What you should do: Extract the records in full, leaving every picture out.

Data rows:
— START —
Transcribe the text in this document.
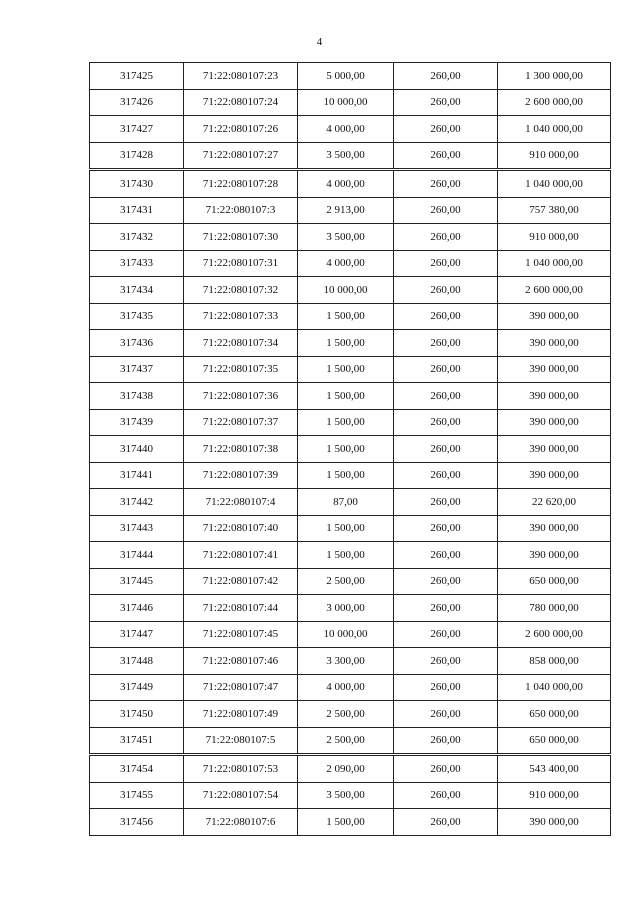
4
317425	71:22:080107:23	5 000,00	260,00	1 300 000,00
317426	71:22:080107:24	10 000,00	260,00	2 600 000,00
317427	71:22:080107:26	4 000,00	260,00	1 040 000,00
317428	71:22:080107:27	3 500,00	260,00	910 000,00
317430	71:22:080107:28	4 000,00	260,00	1 040 000,00
317431	71:22:080107:3	2 913,00	260,00	757 380,00
317432	71:22:080107:30	3 500,00	260,00	910 000,00
317433	71:22:080107:31	4 000,00	260,00	1 040 000,00
317434	71:22:080107:32	10 000,00	260,00	2 600 000,00
317435	71:22:080107:33	1 500,00	260,00	390 000,00
317436	71:22:080107:34	1 500,00	260,00	390 000,00
317437	71:22:080107:35	1 500,00	260,00	390 000,00
317438	71:22:080107:36	1 500,00	260,00	390 000,00
317439	71:22:080107:37	1 500,00	260,00	390 000,00
317440	71:22:080107:38	1 500,00	260,00	390 000,00
317441	71:22:080107:39	1 500,00	260,00	390 000,00
317442	71:22:080107:4	87,00	260,00	22 620,00
317443	71:22:080107:40	1 500,00	260,00	390 000,00
317444	71:22:080107:41	1 500,00	260,00	390 000,00
317445	71:22:080107:42	2 500,00	260,00	650 000,00
317446	71:22:080107:44	3 000,00	260,00	780 000,00
317447	71:22:080107:45	10 000,00	260,00	2 600 000,00
317448	71:22:080107:46	3 300,00	260,00	858 000,00
317449	71:22:080107:47	4 000,00	260,00	1 040 000,00
317450	71:22:080107:49	2 500,00	260,00	650 000,00
317451	71:22:080107:5	2 500,00	260,00	650 000,00
317454	71:22:080107:53	2 090,00	260,00	543 400,00
317455	71:22:080107:54	3 500,00	260,00	910 000,00
317456	71:22:080107:6	1 500,00	260,00	390 000,00
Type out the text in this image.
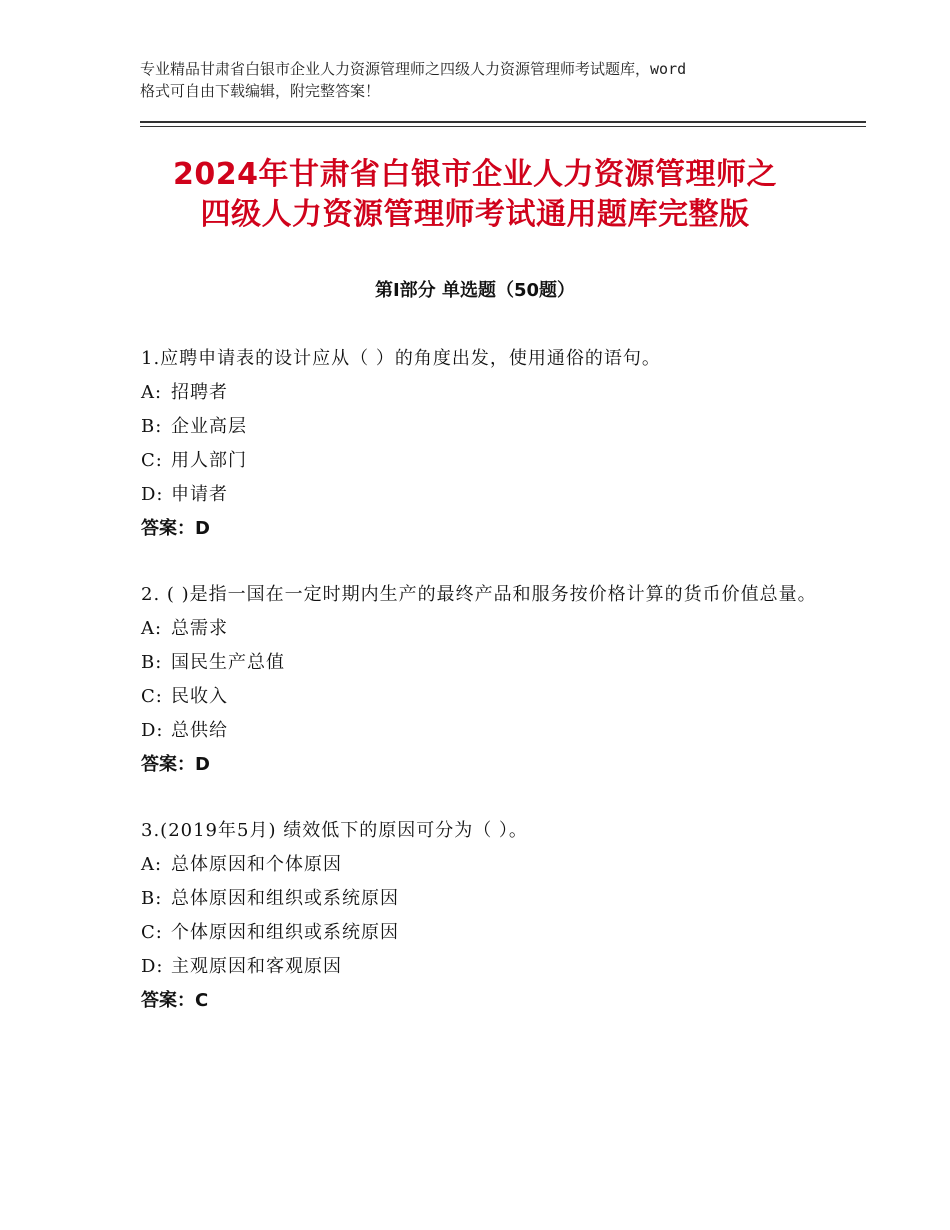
专业精品甘肃省白银市企业人力资源管理师之四级人力资源管理师考试题库，word
格式可自由下载编辑，附完整答案！
2024年甘肃省白银市企业人力资源管理师之
四级人力资源管理师考试通用题库完整版
第Ⅰ部分 单选题（50题）
1.应聘申请表的设计应从（ ）的角度出发，使用通俗的语句。
A: 招聘者
B: 企业高层
C: 用人部门
D: 申请者
答案：D
2. ( )是指一国在一定时期内生产的最终产品和服务按价格计算的货币价值总量。
A: 总需求
B: 国民生产总值
C: 民收入
D: 总供给
答案：D
3.(2019年5月) 绩效低下的原因可分为（ ）。
A: 总体原因和个体原因
B: 总体原因和组织或系统原因
C: 个体原因和组织或系统原因
D: 主观原因和客观原因
答案：C
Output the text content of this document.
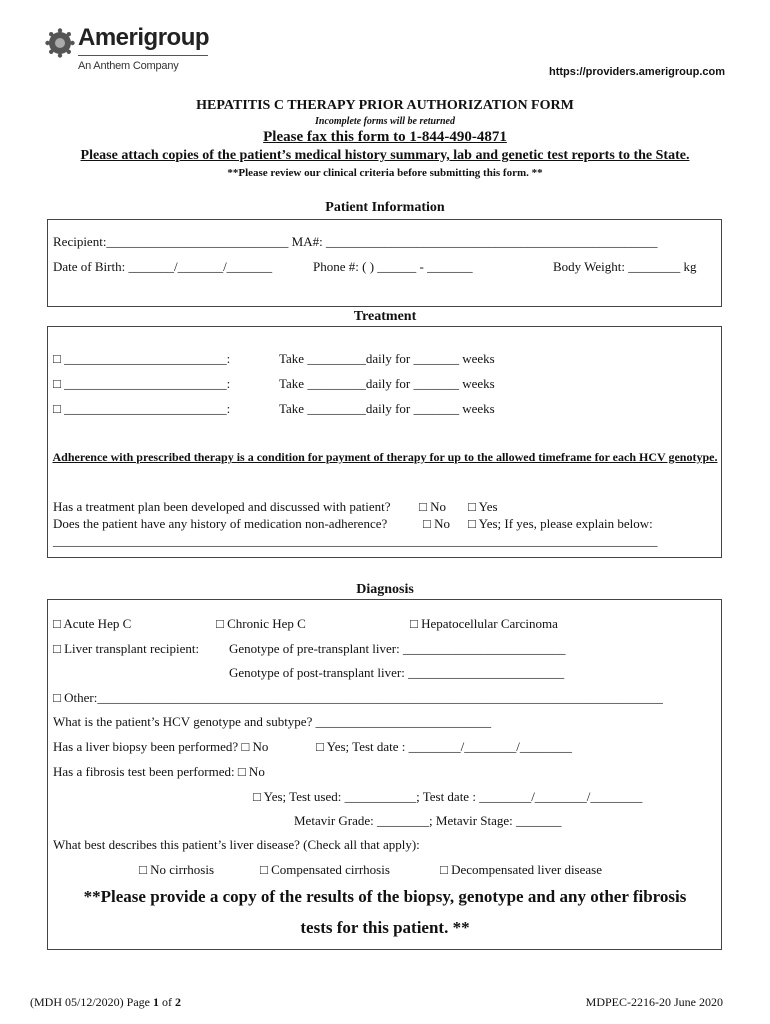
Amerigroup
An Anthem Company	https://providers.amerigroup.com
HEPATITIS C THERAPY PRIOR AUTHORIZATION FORM
Incomplete forms will be returned
Please fax this form to 1-844-490-4871
Please attach copies of the patient’s medical history summary, lab and genetic test reports to the State.
**Please review our clinical criteria before submitting this form. **
Patient Information
Recipient:____________________________ MA#: ___________________________________________________
Date of Birth: _______/_______/_______	Phone #: ( ) ______ - _______	Body Weight: ________ kg
Treatment
□ _________________________:	Take _________daily for _______ weeks
□ _________________________:	Take _________daily for _______ weeks
□ _________________________:	Take _________daily for _______ weeks
Adherence with prescribed therapy is a condition for payment of therapy for up to the allowed timeframe for each HCV genotype.
Has a treatment plan been developed and discussed with patient? □ No □ Yes
Does the patient have any history of medication non-adherence?	□ No □ Yes; If yes, please explain below:
_____________________________________________________________________________________________
Diagnosis
□ Acute Hep C	□ Chronic Hep C	□ Hepatocellular Carcinoma
□ Liver transplant recipient: Genotype of pre-transplant liver: _________________________
Genotype of post-transplant liver: ________________________
□ Other:_______________________________________________________________________________________
What is the patient’s HCV genotype and subtype? ___________________________
Has a liver biopsy been performed? □ No	□ Yes; Test date : ________/________/________
Has a fibrosis test been performed: □ No
□ Yes; Test used: ___________; Test date : ________/________/________
Metavir Grade: ________; Metavir Stage: _______
What best describes this patient’s liver disease? (Check all that apply):
□ No cirrhosis	□ Compensated cirrhosis	□ Decompensated liver disease
**Please provide a copy of the results of the biopsy, genotype and any other fibrosis
tests for this patient. **
(MDH 05/12/2020) Page 1 of 2	MDPEC-2216-20 June 2020
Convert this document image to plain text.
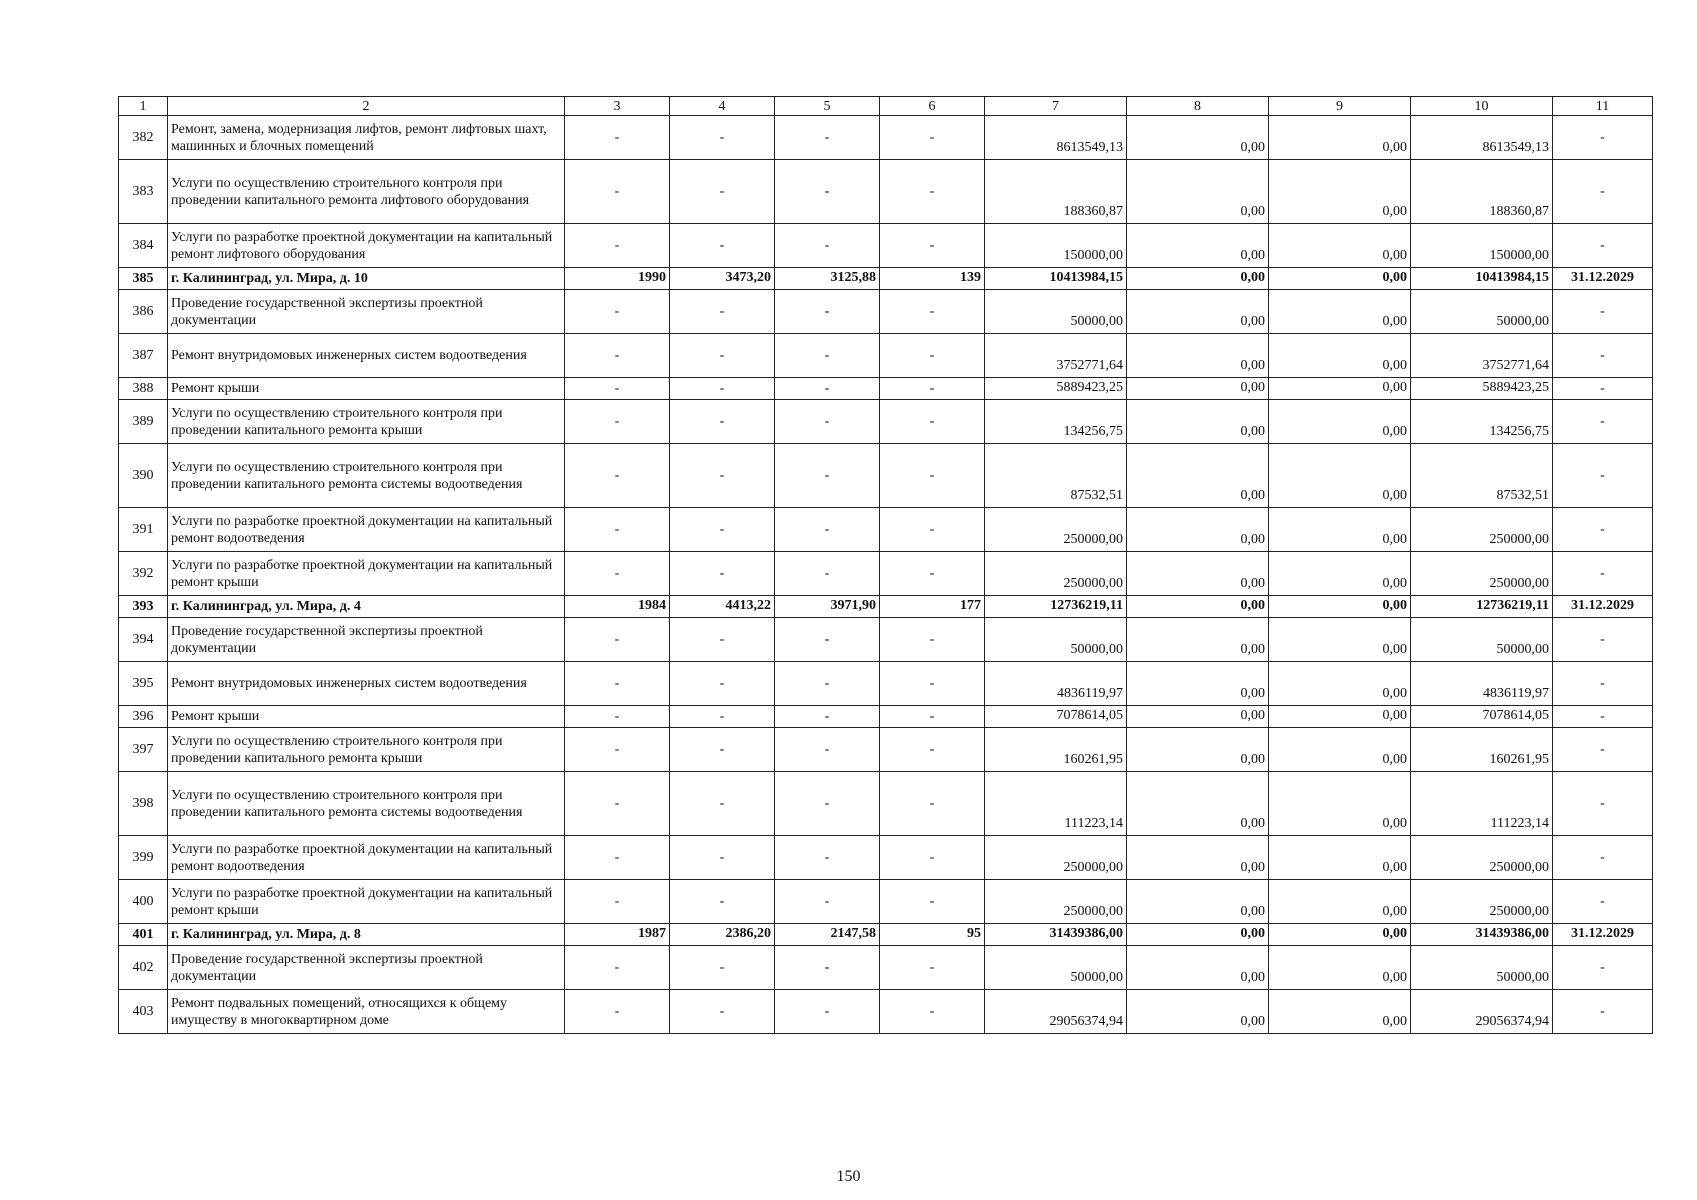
1	2	3	4	5	6	7	8	9	10	11
382	Ремонт, замена, модернизация лифтов, ремонт лифтовых шахт, машинных и блочных помещений	-	-	-	-	8613549,13	0,00	0,00	8613549,13	-
383	Услуги по осуществлению строительного контроля при проведении капитального ремонта лифтового оборудования	-	-	-	-	188360,87	0,00	0,00	188360,87	-
384	Услуги по разработке проектной документации на капитальный ремонт лифтового оборудования	-	-	-	-	150000,00	0,00	0,00	150000,00	-
385	г. Калининград, ул. Мира, д. 10	1990	3473,20	3125,88	139	10413984,15	0,00	0,00	10413984,15	31.12.2029
386	Проведение государственной экспертизы проектной документации	-	-	-	-	50000,00	0,00	0,00	50000,00	-
387	Ремонт внутридомовых инженерных систем водоотведения	-	-	-	-	3752771,64	0,00	0,00	3752771,64	-
388	Ремонт крыши	-	-	-	-	5889423,25	0,00	0,00	5889423,25	-
389	Услуги по осуществлению строительного контроля при проведении капитального ремонта крыши	-	-	-	-	134256,75	0,00	0,00	134256,75	-
390	Услуги по осуществлению строительного контроля при проведении капитального ремонта системы водоотведения	-	-	-	-	87532,51	0,00	0,00	87532,51	-
391	Услуги по разработке проектной документации на капитальный ремонт водоотведения	-	-	-	-	250000,00	0,00	0,00	250000,00	-
392	Услуги по разработке проектной документации на капитальный ремонт крыши	-	-	-	-	250000,00	0,00	0,00	250000,00	-
393	г. Калининград, ул. Мира, д. 4	1984	4413,22	3971,90	177	12736219,11	0,00	0,00	12736219,11	31.12.2029
394	Проведение государственной экспертизы проектной документации	-	-	-	-	50000,00	0,00	0,00	50000,00	-
395	Ремонт внутридомовых инженерных систем водоотведения	-	-	-	-	4836119,97	0,00	0,00	4836119,97	-
396	Ремонт крыши	-	-	-	-	7078614,05	0,00	0,00	7078614,05	-
397	Услуги по осуществлению строительного контроля при проведении капитального ремонта крыши	-	-	-	-	160261,95	0,00	0,00	160261,95	-
398	Услуги по осуществлению строительного контроля при проведении капитального ремонта системы водоотведения	-	-	-	-	111223,14	0,00	0,00	111223,14	-
399	Услуги по разработке проектной документации на капитальный ремонт водоотведения	-	-	-	-	250000,00	0,00	0,00	250000,00	-
400	Услуги по разработке проектной документации на капитальный ремонт крыши	-	-	-	-	250000,00	0,00	0,00	250000,00	-
401	г. Калининград, ул. Мира, д. 8	1987	2386,20	2147,58	95	31439386,00	0,00	0,00	31439386,00	31.12.2029
402	Проведение государственной экспертизы проектной документации	-	-	-	-	50000,00	0,00	0,00	50000,00	-
403	Ремонт подвальных помещений, относящихся к общему имуществу в многоквартирном доме	-	-	-	-	29056374,94	0,00	0,00	29056374,94	-
150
— END —
Complete answer:
Transcribe the text in this document.
4
317425	71:22:080107:23	5 000,00	260,00	1 300 000,00
317426	71:22:080107:24	10 000,00	260,00	2 600 000,00
317427	71:22:080107:26	4 000,00	260,00	1 040 000,00
317428	71:22:080107:27	3 500,00	260,00	910 000,00
317430	71:22:080107:28	4 000,00	260,00	1 040 000,00
317431	71:22:080107:3	2 913,00	260,00	757 380,00
317432	71:22:080107:30	3 500,00	260,00	910 000,00
317433	71:22:080107:31	4 000,00	260,00	1 040 000,00
317434	71:22:080107:32	10 000,00	260,00	2 600 000,00
317435	71:22:080107:33	1 500,00	260,00	390 000,00
317436	71:22:080107:34	1 500,00	260,00	390 000,00
317437	71:22:080107:35	1 500,00	260,00	390 000,00
317438	71:22:080107:36	1 500,00	260,00	390 000,00
317439	71:22:080107:37	1 500,00	260,00	390 000,00
317440	71:22:080107:38	1 500,00	260,00	390 000,00
317441	71:22:080107:39	1 500,00	260,00	390 000,00
317442	71:22:080107:4	87,00	260,00	22 620,00
317443	71:22:080107:40	1 500,00	260,00	390 000,00
317444	71:22:080107:41	1 500,00	260,00	390 000,00
317445	71:22:080107:42	2 500,00	260,00	650 000,00
317446	71:22:080107:44	3 000,00	260,00	780 000,00
317447	71:22:080107:45	10 000,00	260,00	2 600 000,00
317448	71:22:080107:46	3 300,00	260,00	858 000,00
317449	71:22:080107:47	4 000,00	260,00	1 040 000,00
317450	71:22:080107:49	2 500,00	260,00	650 000,00
317451	71:22:080107:5	2 500,00	260,00	650 000,00
317454	71:22:080107:53	2 090,00	260,00	543 400,00
317455	71:22:080107:54	3 500,00	260,00	910 000,00
317456	71:22:080107:6	1 500,00	260,00	390 000,00
Type out the text in this image.
专业精品甘肃省白银市企业人力资源管理师之四级人力资源管理师考试题库，word
格式可自由下载编辑，附完整答案！
2024年甘肃省白银市企业人力资源管理师之
四级人力资源管理师考试通用题库完整版
第Ⅰ部分 单选题（50题）
1.应聘申请表的设计应从（ ）的角度出发，使用通俗的语句。
A: 招聘者
B: 企业高层
C: 用人部门
D: 申请者
答案：D
2. ( )是指一国在一定时期内生产的最终产品和服务按价格计算的货币价值总量。
A: 总需求
B: 国民生产总值
C: 民收入
D: 总供给
答案：D
3.(2019年5月) 绩效低下的原因可分为（ ）。
A: 总体原因和个体原因
B: 总体原因和组织或系统原因
C: 个体原因和组织或系统原因
D: 主观原因和客观原因
答案：C
Output the text content of this document.
Amerigroup
An Anthem Company	https://providers.amerigroup.com
HEPATITIS C THERAPY PRIOR AUTHORIZATION FORM
Incomplete forms will be returned
Please fax this form to 1-844-490-4871
Please attach copies of the patient’s medical history summary, lab and genetic test reports to the State.
**Please review our clinical criteria before submitting this form. **
Patient Information
Recipient:____________________________ MA#: ___________________________________________________
Date of Birth: _______/_______/_______	Phone #: ( ) ______ - _______	Body Weight: ________ kg
Treatment
□ _________________________:	Take _________daily for _______ weeks
□ _________________________:	Take _________daily for _______ weeks
□ _________________________:	Take _________daily for _______ weeks
Adherence with prescribed therapy is a condition for payment of therapy for up to the allowed timeframe for each HCV genotype.
Has a treatment plan been developed and discussed with patient? □ No □ Yes
Does the patient have any history of medication non-adherence?	□ No □ Yes; If yes, please explain below:
_____________________________________________________________________________________________
Diagnosis
□ Acute Hep C	□ Chronic Hep C	□ Hepatocellular Carcinoma
□ Liver transplant recipient: Genotype of pre-transplant liver: _________________________
Genotype of post-transplant liver: ________________________
□ Other:_______________________________________________________________________________________
What is the patient’s HCV genotype and subtype? ___________________________
Has a liver biopsy been performed? □ No	□ Yes; Test date : ________/________/________
Has a fibrosis test been performed: □ No
□ Yes; Test used: ___________; Test date : ________/________/________
Metavir Grade: ________; Metavir Stage: _______
What best describes this patient’s liver disease? (Check all that apply):
□ No cirrhosis	□ Compensated cirrhosis	□ Decompensated liver disease
**Please provide a copy of the results of the biopsy, genotype and any other fibrosis
tests for this patient. **
(MDH 05/12/2020) Page 1 of 2	MDPEC-2216-20 June 2020
Convert this document image to plain text.
1	2	3	4	5	6	7	8	9	10	11
382	Ремонт, замена, модернизация лифтов, ремонт лифтовых шахт, машинных и блочных помещений	-	-	-	-	8613549,13	0,00	0,00	8613549,13	-
383	Услуги по осуществлению строительного контроля при проведении капитального ремонта лифтового оборудования	-	-	-	-	188360,87	0,00	0,00	188360,87	-
384	Услуги по разработке проектной документации на капитальный ремонт лифтового оборудования	-	-	-	-	150000,00	0,00	0,00	150000,00	-
385	г. Калининград, ул. Мира, д. 10	1990	3473,20	3125,88	139	10413984,15	0,00	0,00	10413984,15	31.12.2029
386	Проведение государственной экспертизы проектной документации	-	-	-	-	50000,00	0,00	0,00	50000,00	-
387	Ремонт внутридомовых инженерных систем водоотведения	-	-	-	-	3752771,64	0,00	0,00	3752771,64	-
388	Ремонт крыши	-	-	-	-	5889423,25	0,00	0,00	5889423,25	-
389	Услуги по осуществлению строительного контроля при проведении капитального ремонта крыши	-	-	-	-	134256,75	0,00	0,00	134256,75	-
390	Услуги по осуществлению строительного контроля при проведении капитального ремонта системы водоотведения	-	-	-	-	87532,51	0,00	0,00	87532,51	-
391	Услуги по разработке проектной документации на капитальный ремонт водоотведения	-	-	-	-	250000,00	0,00	0,00	250000,00	-
392	Услуги по разработке проектной документации на капитальный ремонт крыши	-	-	-	-	250000,00	0,00	0,00	250000,00	-
393	г. Калининград, ул. Мира, д. 4	1984	4413,22	3971,90	177	12736219,11	0,00	0,00	12736219,11	31.12.2029
394	Проведение государственной экспертизы проектной документации	-	-	-	-	50000,00	0,00	0,00	50000,00	-
395	Ремонт внутридомовых инженерных систем водоотведения	-	-	-	-	4836119,97	0,00	0,00	4836119,97	-
396	Ремонт крыши	-	-	-	-	7078614,05	0,00	0,00	7078614,05	-
397	Услуги по осуществлению строительного контроля при проведении капитального ремонта крыши	-	-	-	-	160261,95	0,00	0,00	160261,95	-
398	Услуги по осуществлению строительного контроля при проведении капитального ремонта системы водоотведения	-	-	-	-	111223,14	0,00	0,00	111223,14	-
399	Услуги по разработке проектной документации на капитальный ремонт водоотведения	-	-	-	-	250000,00	0,00	0,00	250000,00	-
400	Услуги по разработке проектной документации на капитальный ремонт крыши	-	-	-	-	250000,00	0,00	0,00	250000,00	-
401	г. Калининград, ул. Мира, д. 8	1987	2386,20	2147,58	95	31439386,00	0,00	0,00	31439386,00	31.12.2029
402	Проведение государственной экспертизы проектной документации	-	-	-	-	50000,00	0,00	0,00	50000,00	-
403	Ремонт подвальных помещений, относящихся к общему имуществу в многоквартирном доме	-	-	-	-	29056374,94	0,00	0,00	29056374,94	-
150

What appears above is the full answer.